▶ [WRITTEN REQUEST] Records follow. Copy every line with "Disk".

▶ [DATA SHOWN]
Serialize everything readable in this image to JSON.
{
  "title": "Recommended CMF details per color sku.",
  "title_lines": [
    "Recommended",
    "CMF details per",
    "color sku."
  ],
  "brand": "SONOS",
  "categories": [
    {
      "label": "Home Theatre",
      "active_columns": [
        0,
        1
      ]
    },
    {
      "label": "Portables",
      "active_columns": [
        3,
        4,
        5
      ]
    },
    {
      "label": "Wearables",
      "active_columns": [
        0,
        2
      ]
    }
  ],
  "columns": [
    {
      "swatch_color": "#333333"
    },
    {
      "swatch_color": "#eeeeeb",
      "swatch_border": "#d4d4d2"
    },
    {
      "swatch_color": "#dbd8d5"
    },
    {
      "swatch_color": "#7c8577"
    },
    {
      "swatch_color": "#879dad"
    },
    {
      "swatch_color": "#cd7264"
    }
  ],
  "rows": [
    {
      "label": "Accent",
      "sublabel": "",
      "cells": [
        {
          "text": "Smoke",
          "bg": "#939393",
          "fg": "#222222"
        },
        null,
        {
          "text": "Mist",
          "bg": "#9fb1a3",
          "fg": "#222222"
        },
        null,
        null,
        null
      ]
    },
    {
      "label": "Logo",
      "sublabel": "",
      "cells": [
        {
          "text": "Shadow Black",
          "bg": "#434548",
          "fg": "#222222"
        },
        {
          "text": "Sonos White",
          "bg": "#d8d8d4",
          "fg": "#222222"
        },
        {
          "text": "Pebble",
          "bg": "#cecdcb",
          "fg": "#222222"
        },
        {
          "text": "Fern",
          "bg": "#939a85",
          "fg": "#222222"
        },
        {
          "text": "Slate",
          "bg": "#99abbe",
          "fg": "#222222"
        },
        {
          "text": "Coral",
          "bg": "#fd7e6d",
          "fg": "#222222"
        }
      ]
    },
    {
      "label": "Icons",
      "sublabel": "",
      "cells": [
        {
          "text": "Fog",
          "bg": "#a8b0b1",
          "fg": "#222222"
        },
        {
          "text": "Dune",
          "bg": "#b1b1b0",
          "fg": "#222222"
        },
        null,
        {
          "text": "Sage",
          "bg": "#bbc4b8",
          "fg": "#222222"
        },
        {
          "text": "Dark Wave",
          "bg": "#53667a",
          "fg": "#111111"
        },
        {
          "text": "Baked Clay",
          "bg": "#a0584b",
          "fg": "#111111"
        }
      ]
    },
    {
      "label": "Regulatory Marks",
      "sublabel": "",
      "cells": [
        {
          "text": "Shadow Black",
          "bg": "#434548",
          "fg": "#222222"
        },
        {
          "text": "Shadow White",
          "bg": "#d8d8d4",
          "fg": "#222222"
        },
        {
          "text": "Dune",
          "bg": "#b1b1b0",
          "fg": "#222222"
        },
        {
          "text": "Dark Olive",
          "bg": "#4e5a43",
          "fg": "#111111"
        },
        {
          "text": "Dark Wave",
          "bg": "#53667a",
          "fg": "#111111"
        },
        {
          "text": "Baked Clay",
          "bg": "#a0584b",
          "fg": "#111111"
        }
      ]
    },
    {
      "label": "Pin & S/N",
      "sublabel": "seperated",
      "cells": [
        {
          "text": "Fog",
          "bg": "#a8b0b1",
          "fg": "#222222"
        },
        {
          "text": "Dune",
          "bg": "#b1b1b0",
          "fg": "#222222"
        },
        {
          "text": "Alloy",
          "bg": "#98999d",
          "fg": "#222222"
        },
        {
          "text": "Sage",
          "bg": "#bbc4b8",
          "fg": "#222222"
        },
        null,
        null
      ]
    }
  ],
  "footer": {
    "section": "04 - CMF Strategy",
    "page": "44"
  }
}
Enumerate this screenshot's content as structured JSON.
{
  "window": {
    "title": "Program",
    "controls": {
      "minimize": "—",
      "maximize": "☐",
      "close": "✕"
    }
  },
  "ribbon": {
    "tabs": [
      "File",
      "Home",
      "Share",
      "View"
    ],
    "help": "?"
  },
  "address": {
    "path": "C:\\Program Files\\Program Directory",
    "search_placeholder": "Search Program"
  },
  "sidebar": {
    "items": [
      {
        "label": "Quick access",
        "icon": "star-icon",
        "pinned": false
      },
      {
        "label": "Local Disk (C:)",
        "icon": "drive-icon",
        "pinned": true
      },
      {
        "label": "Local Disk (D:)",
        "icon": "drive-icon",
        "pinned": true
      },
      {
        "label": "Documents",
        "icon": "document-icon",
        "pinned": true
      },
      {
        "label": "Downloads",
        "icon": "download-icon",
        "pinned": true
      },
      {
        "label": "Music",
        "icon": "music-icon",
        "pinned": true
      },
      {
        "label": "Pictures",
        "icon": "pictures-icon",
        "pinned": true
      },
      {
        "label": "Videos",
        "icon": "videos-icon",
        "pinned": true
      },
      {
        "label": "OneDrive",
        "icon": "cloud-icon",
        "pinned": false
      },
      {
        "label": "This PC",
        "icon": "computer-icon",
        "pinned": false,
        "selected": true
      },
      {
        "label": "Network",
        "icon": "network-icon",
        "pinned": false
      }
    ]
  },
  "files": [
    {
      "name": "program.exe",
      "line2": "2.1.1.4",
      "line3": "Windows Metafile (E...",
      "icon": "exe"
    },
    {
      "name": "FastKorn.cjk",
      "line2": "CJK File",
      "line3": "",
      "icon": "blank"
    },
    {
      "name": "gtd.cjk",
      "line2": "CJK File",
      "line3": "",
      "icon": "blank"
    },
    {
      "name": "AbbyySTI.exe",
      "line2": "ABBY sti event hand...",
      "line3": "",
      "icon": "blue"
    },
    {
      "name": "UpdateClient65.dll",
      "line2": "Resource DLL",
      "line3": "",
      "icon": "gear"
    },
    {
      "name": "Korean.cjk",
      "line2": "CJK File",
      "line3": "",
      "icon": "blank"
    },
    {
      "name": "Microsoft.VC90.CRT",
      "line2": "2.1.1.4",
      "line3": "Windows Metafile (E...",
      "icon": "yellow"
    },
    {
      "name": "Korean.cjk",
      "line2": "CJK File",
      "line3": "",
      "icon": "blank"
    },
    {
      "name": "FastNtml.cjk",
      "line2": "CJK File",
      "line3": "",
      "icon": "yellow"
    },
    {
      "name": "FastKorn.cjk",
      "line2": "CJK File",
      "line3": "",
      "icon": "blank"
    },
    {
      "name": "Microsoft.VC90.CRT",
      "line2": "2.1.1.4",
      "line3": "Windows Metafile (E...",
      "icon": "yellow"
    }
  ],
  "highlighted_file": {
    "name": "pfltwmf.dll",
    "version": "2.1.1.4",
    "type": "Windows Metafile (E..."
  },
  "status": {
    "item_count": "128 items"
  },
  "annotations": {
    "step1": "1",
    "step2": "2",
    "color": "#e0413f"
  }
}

▶ [ANSWER TO THIS TASK]
        "label": "Local Disk (C:)",
        "label": "Local Disk (D:)",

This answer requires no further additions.